• What to do: Give the count of lines in the data that include "axis", with no other words.

• Records shown:
start

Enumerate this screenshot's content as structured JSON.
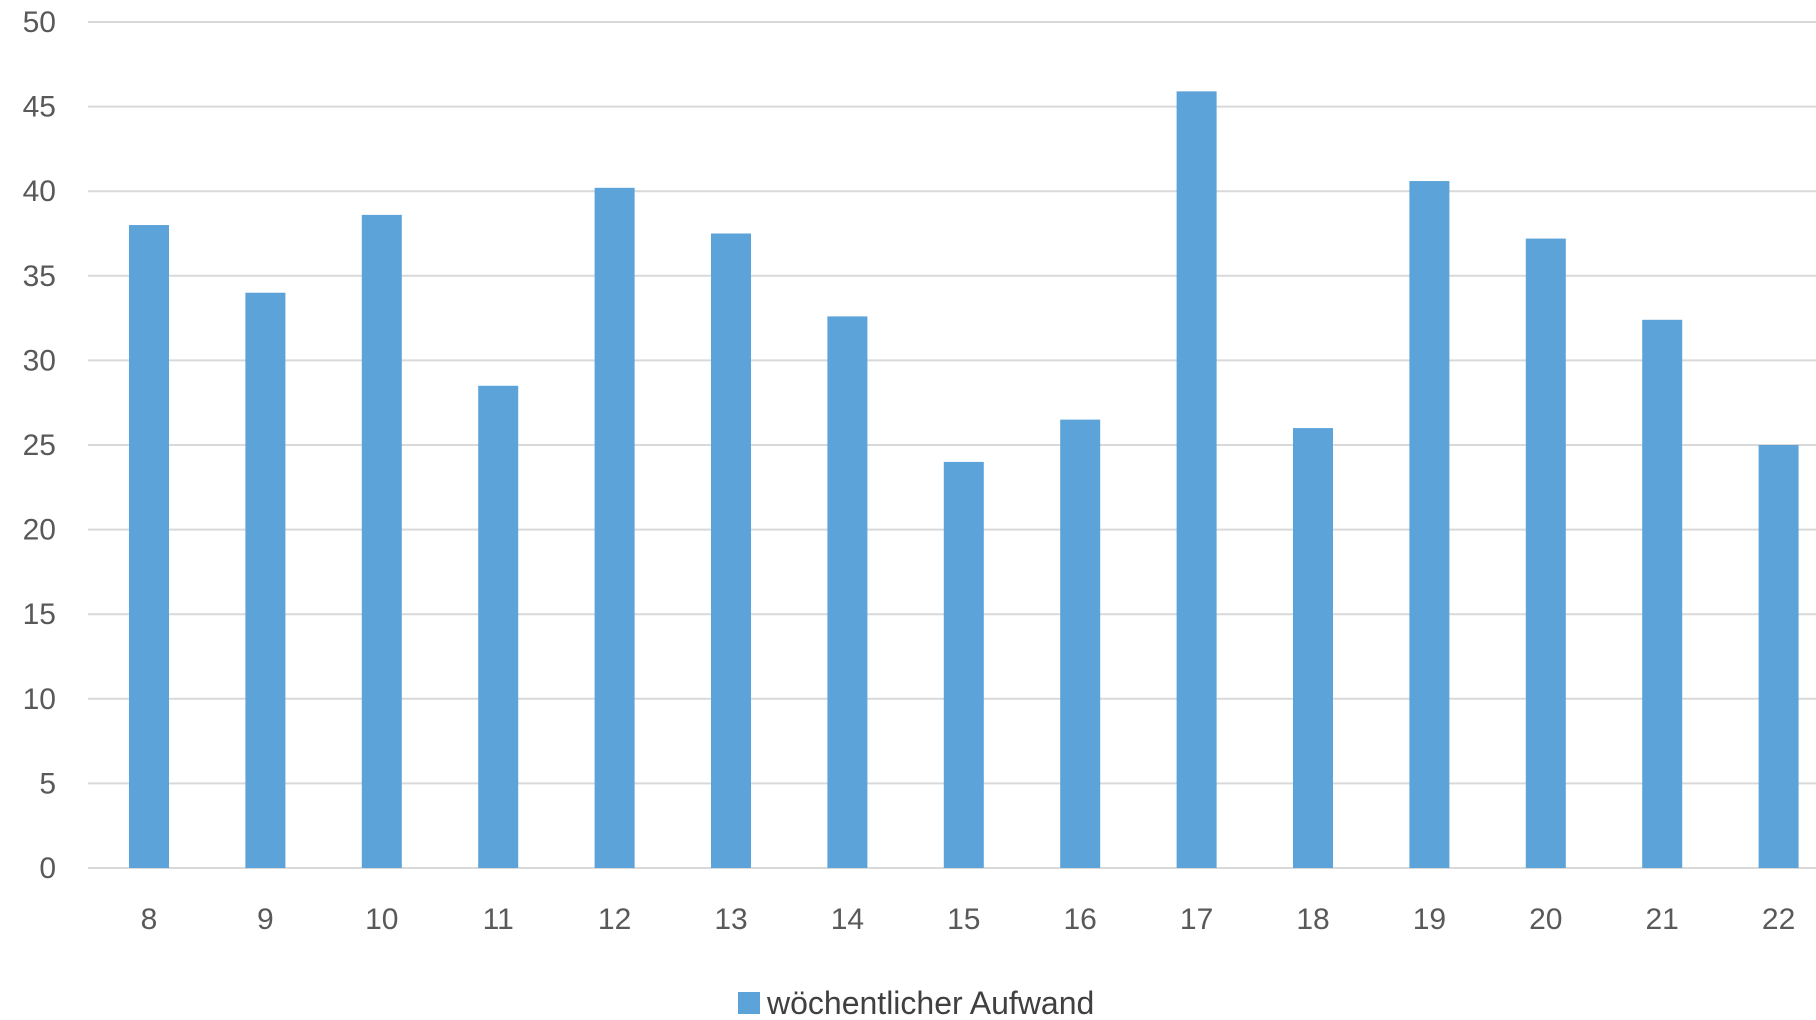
{
  "chart_data": {
    "type": "bar",
    "title": "",
    "xlabel": "",
    "ylabel": "",
    "categories": [
      "8",
      "9",
      "10",
      "11",
      "12",
      "13",
      "14",
      "15",
      "16",
      "17",
      "18",
      "19",
      "20",
      "21",
      "22"
    ],
    "series": [
      {
        "name": "wöchentlicher Aufwand",
        "values": [
          38,
          34,
          38.6,
          28.5,
          40.2,
          37.5,
          32.6,
          24,
          26.5,
          45.9,
          26,
          40.6,
          37.2,
          32.4,
          25
        ]
      }
    ],
    "ylim": [
      0,
      50
    ],
    "yticks": [
      0,
      5,
      10,
      15,
      20,
      25,
      30,
      35,
      40,
      45,
      50
    ],
    "grid": true,
    "legend_position": "bottom",
    "colors": {
      "bar": "#5ba3d9",
      "grid": "#d9d9d9",
      "tick_text": "#595959",
      "legend_text": "#404040"
    }
  }
}
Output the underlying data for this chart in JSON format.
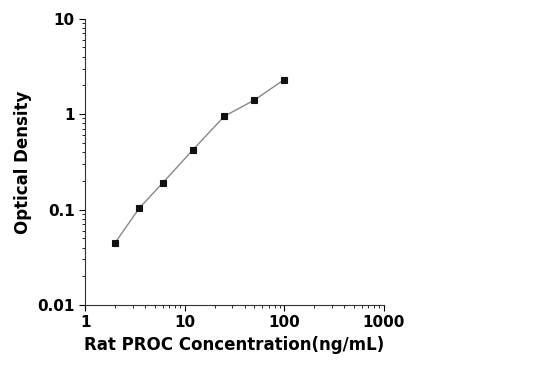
{
  "x": [
    2,
    3.5,
    6,
    12,
    25,
    50,
    100
  ],
  "y": [
    0.045,
    0.104,
    0.19,
    0.42,
    0.95,
    1.4,
    2.3
  ],
  "xlabel": "Rat PROC Concentration(ng/mL)",
  "ylabel": "Optical Density",
  "xlim": [
    1,
    1000
  ],
  "ylim": [
    0.01,
    10
  ],
  "line_color": "#888888",
  "marker_color": "#111111",
  "marker": "s",
  "marker_size": 5,
  "line_width": 1.0,
  "background_color": "#ffffff",
  "xlabel_fontsize": 12,
  "ylabel_fontsize": 12,
  "tick_fontsize": 11,
  "x_ticks": [
    1,
    10,
    100,
    1000
  ],
  "y_ticks": [
    0.01,
    0.1,
    1,
    10
  ],
  "font_weight": "bold"
}
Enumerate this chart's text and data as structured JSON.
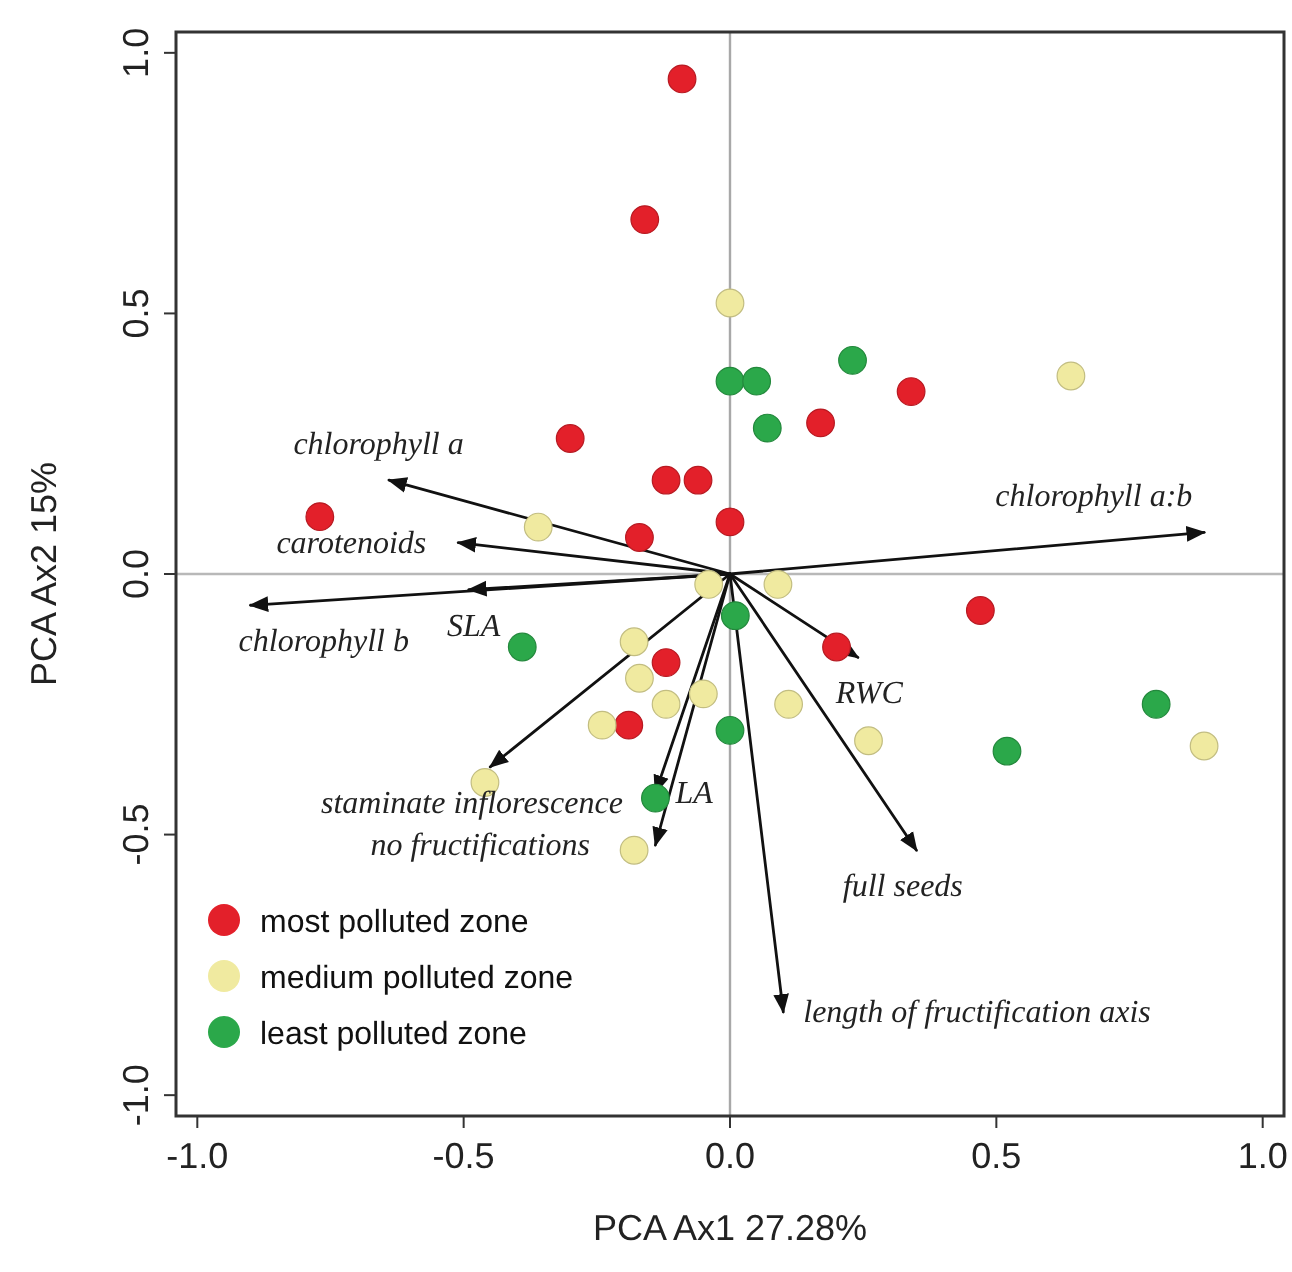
{
  "chart_data": {
    "type": "scatter",
    "xlabel": "PCA Ax1 27.28%",
    "ylabel": "PCA Ax2 15%",
    "xlim": [
      -1.04,
      1.04
    ],
    "ylim": [
      -1.04,
      1.04
    ],
    "xticks": [
      {
        "value": -1,
        "label": "-1.0"
      },
      {
        "value": -0.5,
        "label": "-0.5"
      },
      {
        "value": 0,
        "label": "0.0"
      },
      {
        "value": 0.5,
        "label": "0.5"
      },
      {
        "value": 1,
        "label": "1.0"
      }
    ],
    "yticks": [
      {
        "value": -1,
        "label": "-1.0"
      },
      {
        "value": -0.5,
        "label": "-0.5"
      },
      {
        "value": 0,
        "label": "0.0"
      },
      {
        "value": 0.5,
        "label": "0.5"
      },
      {
        "value": 1,
        "label": "1.0"
      }
    ],
    "grid": false,
    "legend": "bottom left",
    "marker": "circle",
    "ref_lines": [
      {
        "axis": "x",
        "value": 0,
        "color": "#a8a8a8"
      },
      {
        "axis": "y",
        "value": 0,
        "color": "#b8b8b8"
      }
    ],
    "series": [
      {
        "name": "most polluted zone",
        "color": "#e3202a",
        "x": [
          -0.09,
          -0.16,
          -0.3,
          -0.77,
          -0.12,
          -0.06,
          -0.17,
          0.0,
          0.17,
          0.34,
          -0.12,
          -0.19,
          0.2,
          0.47
        ],
        "values": [
          0.95,
          0.68,
          0.26,
          0.11,
          0.18,
          0.18,
          0.07,
          0.1,
          0.29,
          0.35,
          -0.17,
          -0.29,
          -0.14,
          -0.07
        ]
      },
      {
        "name": "medium polluted zone",
        "color": "#f0eaa0",
        "x": [
          0.0,
          0.64,
          -0.36,
          -0.04,
          0.09,
          -0.18,
          -0.17,
          -0.12,
          -0.05,
          -0.24,
          -0.46,
          -0.18,
          0.11,
          0.26,
          0.89
        ],
        "values": [
          0.52,
          0.38,
          0.09,
          -0.02,
          -0.02,
          -0.13,
          -0.2,
          -0.25,
          -0.23,
          -0.29,
          -0.4,
          -0.53,
          -0.25,
          -0.32,
          -0.33
        ]
      },
      {
        "name": "least polluted zone",
        "color": "#2ba84a",
        "x": [
          0.0,
          0.05,
          0.23,
          0.07,
          -0.39,
          -0.14,
          0.01,
          0.0,
          0.52,
          0.8
        ],
        "values": [
          0.37,
          0.37,
          0.41,
          0.28,
          -0.14,
          -0.43,
          -0.08,
          -0.3,
          -0.34,
          -0.25
        ]
      },
      {
        "type": "line",
        "color": "#111111",
        "marker": "none",
        "x": [
          0,
          -0.64
        ],
        "values": [
          0,
          0.18
        ]
      },
      {
        "type": "line",
        "color": "#111111",
        "marker": "none",
        "x": [
          0,
          -0.51
        ],
        "values": [
          0,
          0.06
        ]
      },
      {
        "type": "line",
        "color": "#111111",
        "marker": "none",
        "x": [
          0,
          -0.49
        ],
        "values": [
          0,
          -0.03
        ]
      },
      {
        "type": "line",
        "color": "#111111",
        "marker": "none",
        "x": [
          0,
          -0.9
        ],
        "values": [
          0,
          -0.06
        ]
      },
      {
        "type": "line",
        "color": "#111111",
        "marker": "none",
        "x": [
          0,
          -0.45
        ],
        "values": [
          0,
          -0.37
        ]
      },
      {
        "type": "line",
        "color": "#111111",
        "marker": "none",
        "x": [
          0,
          -0.14
        ],
        "values": [
          0,
          -0.42
        ]
      },
      {
        "type": "line",
        "color": "#111111",
        "marker": "none",
        "x": [
          0,
          -0.14
        ],
        "values": [
          0,
          -0.52
        ]
      },
      {
        "type": "line",
        "color": "#111111",
        "marker": "none",
        "x": [
          0,
          0.24
        ],
        "values": [
          0,
          -0.16
        ]
      },
      {
        "type": "line",
        "color": "#111111",
        "marker": "none",
        "x": [
          0,
          0.35
        ],
        "values": [
          0,
          -0.53
        ]
      },
      {
        "type": "line",
        "color": "#111111",
        "marker": "none",
        "x": [
          0,
          0.1
        ],
        "values": [
          0,
          -0.84
        ]
      },
      {
        "type": "line",
        "color": "#111111",
        "marker": "none",
        "x": [
          0,
          0.89
        ],
        "values": [
          0,
          0.08
        ]
      }
    ],
    "annotations": [
      {
        "text": "chlorophyll a",
        "x": -0.64,
        "y": 0.18
      },
      {
        "text": "carotenoids",
        "x": -0.51,
        "y": 0.06
      },
      {
        "text": "SLA",
        "x": -0.49,
        "y": -0.03
      },
      {
        "text": "chlorophyll b",
        "x": -0.9,
        "y": -0.06
      },
      {
        "text": "staminate inflorescence",
        "x": -0.45,
        "y": -0.37
      },
      {
        "text": "LA",
        "x": -0.14,
        "y": -0.42
      },
      {
        "text": "no fructifications",
        "x": -0.14,
        "y": -0.52
      },
      {
        "text": "RWC",
        "x": 0.24,
        "y": -0.16
      },
      {
        "text": "full seeds",
        "x": 0.35,
        "y": -0.53
      },
      {
        "text": "length of fructification axis",
        "x": 0.1,
        "y": -0.84
      },
      {
        "text": "chlorophyll a:b",
        "x": 0.89,
        "y": 0.08
      }
    ]
  }
}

end

• Correct output: 3